Write out exactly the lines from the one with "What does this" through the last line. Pictures stay out.

━━━ Extracted records ━━━

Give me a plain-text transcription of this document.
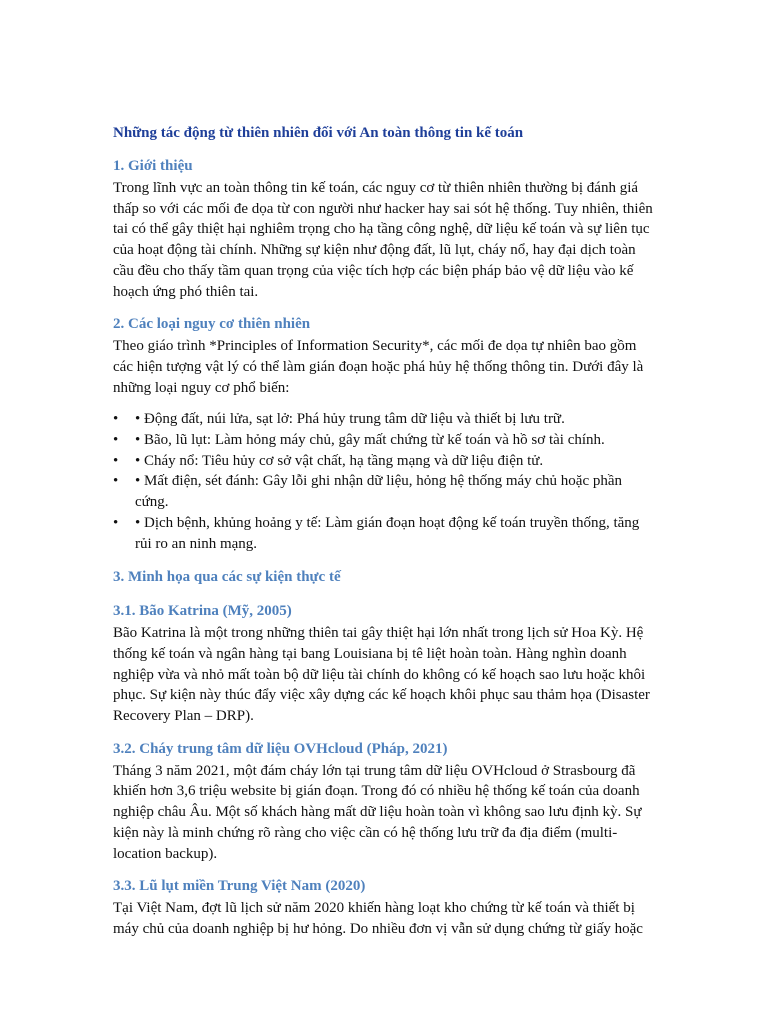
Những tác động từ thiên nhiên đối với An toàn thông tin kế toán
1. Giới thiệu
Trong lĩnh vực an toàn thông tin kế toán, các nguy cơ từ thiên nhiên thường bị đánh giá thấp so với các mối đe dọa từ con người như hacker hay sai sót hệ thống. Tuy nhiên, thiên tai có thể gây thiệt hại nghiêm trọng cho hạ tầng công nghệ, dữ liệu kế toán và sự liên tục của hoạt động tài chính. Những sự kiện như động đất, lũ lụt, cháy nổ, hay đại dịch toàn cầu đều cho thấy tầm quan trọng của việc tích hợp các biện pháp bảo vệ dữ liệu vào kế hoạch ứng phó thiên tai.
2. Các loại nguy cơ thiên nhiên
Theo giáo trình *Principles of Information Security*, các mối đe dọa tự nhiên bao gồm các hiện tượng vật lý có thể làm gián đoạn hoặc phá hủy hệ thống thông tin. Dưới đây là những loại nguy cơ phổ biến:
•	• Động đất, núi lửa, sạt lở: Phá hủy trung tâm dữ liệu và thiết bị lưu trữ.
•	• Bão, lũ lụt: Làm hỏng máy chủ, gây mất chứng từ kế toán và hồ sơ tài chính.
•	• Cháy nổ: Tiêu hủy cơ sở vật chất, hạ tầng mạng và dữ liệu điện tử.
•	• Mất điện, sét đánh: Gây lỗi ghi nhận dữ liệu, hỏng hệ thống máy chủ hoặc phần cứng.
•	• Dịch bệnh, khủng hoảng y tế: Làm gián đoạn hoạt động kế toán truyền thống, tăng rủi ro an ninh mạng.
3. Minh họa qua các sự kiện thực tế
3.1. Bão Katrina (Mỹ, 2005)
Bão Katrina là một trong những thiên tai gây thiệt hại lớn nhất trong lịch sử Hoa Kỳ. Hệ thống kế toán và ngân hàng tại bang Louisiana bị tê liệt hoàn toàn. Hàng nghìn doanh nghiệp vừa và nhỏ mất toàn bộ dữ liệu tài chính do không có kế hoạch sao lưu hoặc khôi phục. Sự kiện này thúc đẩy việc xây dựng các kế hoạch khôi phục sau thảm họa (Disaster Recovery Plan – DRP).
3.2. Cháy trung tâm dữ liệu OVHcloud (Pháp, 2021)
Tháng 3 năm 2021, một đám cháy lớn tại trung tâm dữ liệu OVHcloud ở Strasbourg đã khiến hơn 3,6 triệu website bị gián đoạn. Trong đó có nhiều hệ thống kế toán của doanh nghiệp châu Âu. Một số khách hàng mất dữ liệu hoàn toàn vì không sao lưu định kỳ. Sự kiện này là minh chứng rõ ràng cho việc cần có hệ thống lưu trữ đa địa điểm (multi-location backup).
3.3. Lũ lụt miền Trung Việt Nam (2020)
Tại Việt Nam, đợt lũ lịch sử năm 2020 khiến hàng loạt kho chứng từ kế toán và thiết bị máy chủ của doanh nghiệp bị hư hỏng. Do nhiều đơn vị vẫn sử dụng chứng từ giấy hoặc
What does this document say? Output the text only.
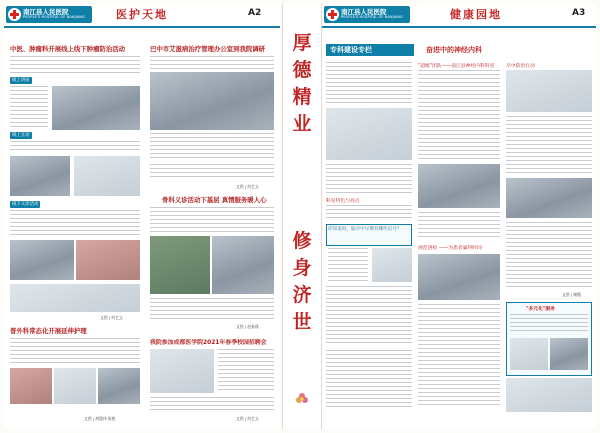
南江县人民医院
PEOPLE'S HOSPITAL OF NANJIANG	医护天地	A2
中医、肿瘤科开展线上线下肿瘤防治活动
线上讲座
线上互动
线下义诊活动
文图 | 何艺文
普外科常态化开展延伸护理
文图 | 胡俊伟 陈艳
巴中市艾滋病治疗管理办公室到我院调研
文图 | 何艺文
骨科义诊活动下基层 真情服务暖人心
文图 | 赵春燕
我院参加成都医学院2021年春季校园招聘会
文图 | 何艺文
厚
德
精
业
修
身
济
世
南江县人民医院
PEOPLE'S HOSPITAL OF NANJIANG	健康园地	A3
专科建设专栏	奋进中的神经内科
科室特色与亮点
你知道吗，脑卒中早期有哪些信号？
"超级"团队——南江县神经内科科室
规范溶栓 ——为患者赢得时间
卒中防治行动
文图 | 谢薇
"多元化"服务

━━━

* [The answer]
What does this document say? Output the text only.
南江县人民医院
PEOPLE'S HOSPITAL OF NANJIANG	医护天地	A2
中医、肿瘤科开展线上线下肿瘤防治活动
线上讲座
线上互动
线下义诊活动
文图 | 何艺文
普外科常态化开展延伸护理
文图 | 胡俊伟 陈艳
巴中市艾滋病治疗管理办公室到我院调研
文图 | 何艺文
骨科义诊活动下基层 真情服务暖人心
文图 | 赵春燕
我院参加成都医学院2021年春季校园招聘会
文图 | 何艺文
厚
德
精
业
修
身
济
世
南江县人民医院
PEOPLE'S HOSPITAL OF NANJIANG	健康园地	A3
专科建设专栏	奋进中的神经内科
科室特色与亮点
你知道吗，脑卒中早期有哪些信号？
"超级"团队——南江县神经内科科室
规范溶栓 ——为患者赢得时间
卒中防治行动
文图 | 谢薇
"多元化"服务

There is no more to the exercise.